■ Your instructions ■
Exactly reproduce the entries, dropping any pictures from your copy.

■ Records for processing ■
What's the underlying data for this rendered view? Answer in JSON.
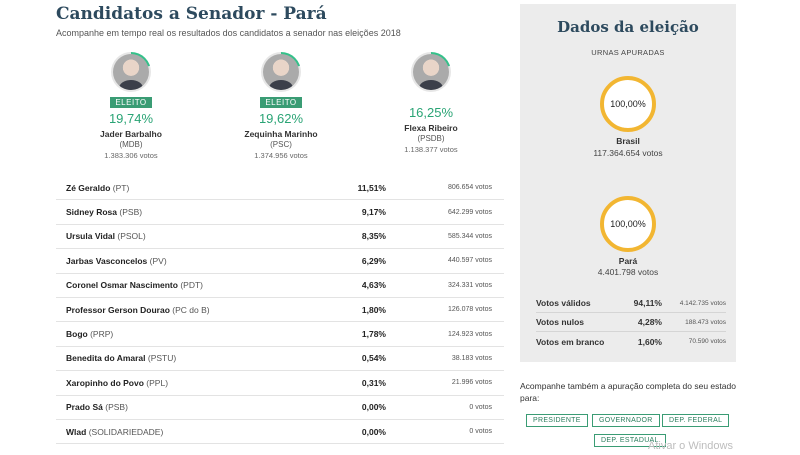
{
  "header": {
    "title": "Candidatos a Senador - Pará",
    "subtitle": "Acompanhe em tempo real os resultados dos candidatos a senador nas eleições 2018"
  },
  "top_candidates": [
    {
      "name": "Jader Barbalho",
      "party": "(MDB)",
      "pct": "19,74%",
      "votes": "1.383.306 votos",
      "badge": "ELEITO"
    },
    {
      "name": "Zequinha Marinho",
      "party": "(PSC)",
      "pct": "19,62%",
      "votes": "1.374.956 votos",
      "badge": "ELEITO"
    },
    {
      "name": "Flexa Ribeiro",
      "party": "(PSDB)",
      "pct": "16,25%",
      "votes": "1.138.377 votos",
      "badge": ""
    }
  ],
  "candidates": [
    {
      "name": "Zé Geraldo",
      "party": "(PT)",
      "pct": "11,51%",
      "votes": "806.654 votos"
    },
    {
      "name": "Sidney Rosa",
      "party": "(PSB)",
      "pct": "9,17%",
      "votes": "642.299 votos"
    },
    {
      "name": "Ursula Vidal",
      "party": "(PSOL)",
      "pct": "8,35%",
      "votes": "585.344 votos"
    },
    {
      "name": "Jarbas Vasconcelos",
      "party": "(PV)",
      "pct": "6,29%",
      "votes": "440.597 votos"
    },
    {
      "name": "Coronel Osmar Nascimento",
      "party": "(PDT)",
      "pct": "4,63%",
      "votes": "324.331 votos"
    },
    {
      "name": "Professor Gerson Dourao",
      "party": "(PC do B)",
      "pct": "1,80%",
      "votes": "126.078 votos"
    },
    {
      "name": "Bogo",
      "party": "(PRP)",
      "pct": "1,78%",
      "votes": "124.923 votos"
    },
    {
      "name": "Benedita do Amaral",
      "party": "(PSTU)",
      "pct": "0,54%",
      "votes": "38.183 votos"
    },
    {
      "name": "Xaropinho do Povo",
      "party": "(PPL)",
      "pct": "0,31%",
      "votes": "21.996 votos"
    },
    {
      "name": "Prado Sá",
      "party": "(PSB)",
      "pct": "0,00%",
      "votes": "0 votos"
    },
    {
      "name": "Wlad",
      "party": "(SOLIDARIEDADE)",
      "pct": "0,00%",
      "votes": "0 votos"
    }
  ],
  "sidebar": {
    "title": "Dados da eleição",
    "subtitle": "URNAS APURADAS",
    "brasil": {
      "pct": "100,00%",
      "label": "Brasil",
      "votes": "117.364.654 votos"
    },
    "para": {
      "pct": "100,00%",
      "label": "Pará",
      "votes": "4.401.798 votos"
    },
    "stats": [
      {
        "label": "Votos válidos",
        "pct": "94,11%",
        "votes": "4.142.735 votos"
      },
      {
        "label": "Votos nulos",
        "pct": "4,28%",
        "votes": "188.473 votos"
      },
      {
        "label": "Votos em branco",
        "pct": "1,60%",
        "votes": "70.590 votos"
      }
    ]
  },
  "follow": {
    "text": "Acompanhe também a apuração completa do seu estado para:",
    "buttons": [
      "PRESIDENTE",
      "GOVERNADOR",
      "DEP. FEDERAL",
      "DEP. ESTADUAL"
    ]
  },
  "watermark": "Ativar o Windows",
  "colors": {
    "accent": "#3a9c74",
    "ring": "#f2b632",
    "title": "#2d4a5e"
  }
}
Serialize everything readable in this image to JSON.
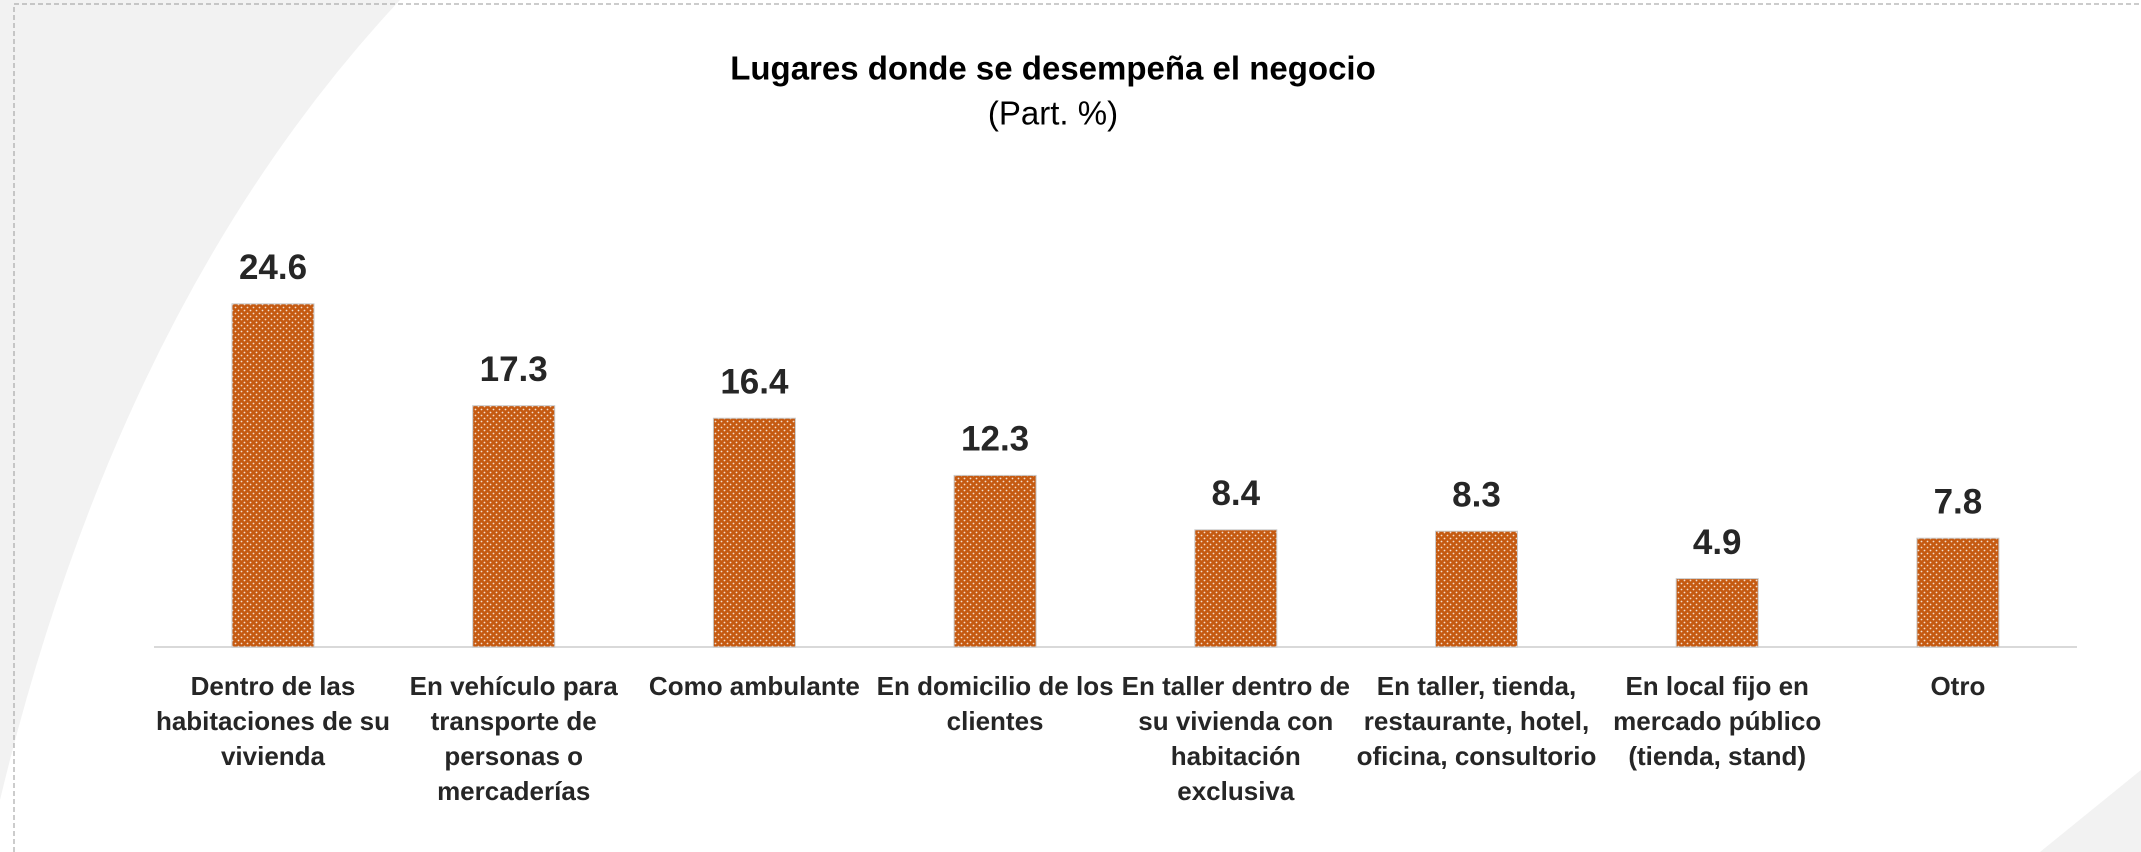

■ Result for this exercise ■
What's the underlying data for this rendered view? Answer in JSON.
{
  "header": {
    "title": "Candidatos a Senador - Pará",
    "subtitle": "Acompanhe em tempo real os resultados dos candidatos a senador nas eleições 2018"
  },
  "top_candidates": [
    {
      "name": "Jader Barbalho",
      "party": "(MDB)",
      "pct": "19,74%",
      "votes": "1.383.306 votos",
      "badge": "ELEITO"
    },
    {
      "name": "Zequinha Marinho",
      "party": "(PSC)",
      "pct": "19,62%",
      "votes": "1.374.956 votos",
      "badge": "ELEITO"
    },
    {
      "name": "Flexa Ribeiro",
      "party": "(PSDB)",
      "pct": "16,25%",
      "votes": "1.138.377 votos",
      "badge": ""
    }
  ],
  "candidates": [
    {
      "name": "Zé Geraldo",
      "party": "(PT)",
      "pct": "11,51%",
      "votes": "806.654 votos"
    },
    {
      "name": "Sidney Rosa",
      "party": "(PSB)",
      "pct": "9,17%",
      "votes": "642.299 votos"
    },
    {
      "name": "Ursula Vidal",
      "party": "(PSOL)",
      "pct": "8,35%",
      "votes": "585.344 votos"
    },
    {
      "name": "Jarbas Vasconcelos",
      "party": "(PV)",
      "pct": "6,29%",
      "votes": "440.597 votos"
    },
    {
      "name": "Coronel Osmar Nascimento",
      "party": "(PDT)",
      "pct": "4,63%",
      "votes": "324.331 votos"
    },
    {
      "name": "Professor Gerson Dourao",
      "party": "(PC do B)",
      "pct": "1,80%",
      "votes": "126.078 votos"
    },
    {
      "name": "Bogo",
      "party": "(PRP)",
      "pct": "1,78%",
      "votes": "124.923 votos"
    },
    {
      "name": "Benedita do Amaral",
      "party": "(PSTU)",
      "pct": "0,54%",
      "votes": "38.183 votos"
    },
    {
      "name": "Xaropinho do Povo",
      "party": "(PPL)",
      "pct": "0,31%",
      "votes": "21.996 votos"
    },
    {
      "name": "Prado Sá",
      "party": "(PSB)",
      "pct": "0,00%",
      "votes": "0 votos"
    },
    {
      "name": "Wlad",
      "party": "(SOLIDARIEDADE)",
      "pct": "0,00%",
      "votes": "0 votos"
    }
  ],
  "sidebar": {
    "title": "Dados da eleição",
    "subtitle": "URNAS APURADAS",
    "brasil": {
      "pct": "100,00%",
      "label": "Brasil",
      "votes": "117.364.654 votos"
    },
    "para": {
      "pct": "100,00%",
      "label": "Pará",
      "votes": "4.401.798 votos"
    },
    "stats": [
      {
        "label": "Votos válidos",
        "pct": "94,11%",
        "votes": "4.142.735 votos"
      },
      {
        "label": "Votos nulos",
        "pct": "4,28%",
        "votes": "188.473 votos"
      },
      {
        "label": "Votos em branco",
        "pct": "1,60%",
        "votes": "70.590 votos"
      }
    ]
  },
  "follow": {
    "text": "Acompanhe também a apuração completa do seu estado para:",
    "buttons": [
      "PRESIDENTE",
      "GOVERNADOR",
      "DEP. FEDERAL",
      "DEP. ESTADUAL"
    ]
  },
  "watermark": "Ativar o Windows",
  "colors": {
    "accent": "#3a9c74",
    "ring": "#f2b632",
    "title": "#2d4a5e"
  }
}
Serialize everything readable in this image to JSON.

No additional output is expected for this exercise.